**本文:**
055 06月28日

青春。 

 木曜日です。先日、自転車で日本一週の旅を達成する直前に、交通事故に遭ってしまった方のニュース報道がありました。その方に関したコラムを紹介します。 


 出会った人の誰もが八十歳と思わなかったという。日焼けした肌、しまった足の筋肉。原野亀三郎さんは野宿もできる荷物を積んだスポーツタイプの自転車で、颯爽(さっそう)と風を切っていた。
 自転車での日本一周が人生の目標だった。「自給自足をしたい」 と東京から一人で移り住んだ長野県内の自宅を昨年四月に出発し、日本海側を北上。北海道を回って日本列島を南下した。鹿児島、沖縄などを経て、当初は今月三十日に帰宅する計画だった。それが五日早まり、悲劇が待っていた。自宅まで約四十キロの地点で大型ダンプカーにはねられて亡くなった。
 なぜ原野さんは日本一周を考えたのか。昨年七月、北上の途中で雨に降られて一泊した福島県内の旅館のおかみ村上美保子さんに、心の内を明かしている。
 戦争を体験した原野さんには青春がなかった。戦死した戦友には永久に青春がない。「残された自分が青春を楽しまなかったら、あの世に行ったときに彼らにあわせる顔がない。今、青春をしている」 のだという。自転車で走ると、戦友と旅を楽しんでいるように感じるとも話していた。

要素配置データ:
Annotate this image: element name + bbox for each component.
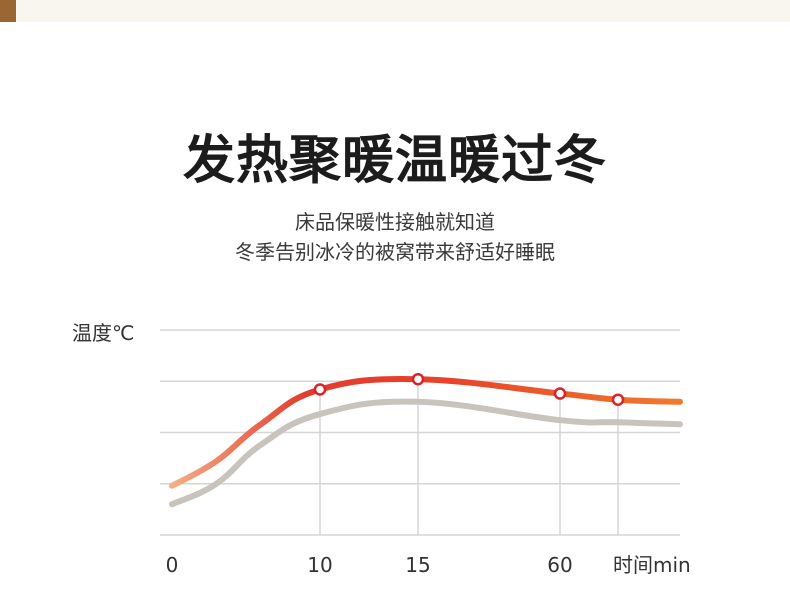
y-axis-label: 温度℃ [72,321,134,345]
x-tick-label: 10 [307,553,332,577]
data-point-marker [313,383,327,396]
x-tick-label: 15 [405,553,430,577]
subtitle-line-2: 冬季告别冰冷的被窝带来舒适好睡眠 [235,240,555,264]
data-point-marker [411,372,425,386]
x-axis-label: 时间min [613,553,691,577]
x-tick-label: 0 [166,553,179,577]
x-tick-label: 60 [547,553,572,577]
data-point-marker [611,393,625,406]
top-band [0,0,790,22]
series-line-warm [169,376,683,489]
corner-tab [0,0,16,22]
subtitle-line-1: 床品保暖性接触就知道 [295,210,495,234]
temperature-chart: 温度℃ 0 10 15 60 时间min [72,321,691,577]
data-point-marker [553,387,567,400]
headline: 发热聚暖温暖过冬 [182,131,607,191]
series-line-cool [169,398,683,508]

**課題一覧:**
1) 本文をもとに次の問いに答えよ。
(a) 原野亀三郎さんが長野県内の自宅を出発したのはいつか。
(b) 当初、帰宅は何日の予定だったか。
(c) 原野さんが福島県内で一泊した旅館のおかみは誰か。
2) データの行のうち、「y-axis-label: 温度℃ [72,321,134,345]」を含む行から始め、最後の行までを書き直せ。その際「data-point-marker」を「point-marker」に置き換え、ほかは変えないこと。

**解答一覧:**
1)
(a) 昨年四月
(b) 今月三十日
(c) 村上美保子さん

2)
y-axis-label: 温度℃ [72,321,134,345]
x-tick-label: 10 [307,553,332,577]
point-marker [313,383,327,396]
x-tick-label: 15 [405,553,430,577]
subtitle-line-2: 冬季告别冰冷的被窝带来舒适好睡眠 [235,240,555,264]
point-marker [411,372,425,386]
x-axis-label: 时间min [613,553,691,577]
x-tick-label: 0 [166,553,179,577]
x-tick-label: 60 [547,553,572,577]
point-marker [611,393,625,406]
top-band [0,0,790,22]
series-line-warm [169,376,683,489]
corner-tab [0,0,16,22]
subtitle-line-1: 床品保暖性接触就知道 [295,210,495,234]
temperature-chart: 温度℃ 0 10 15 60 时间min [72,321,691,577]
point-marker [553,387,567,400]
headline: 发热聚暖温暖过冬 [182,131,607,191]
series-line-cool [169,398,683,508]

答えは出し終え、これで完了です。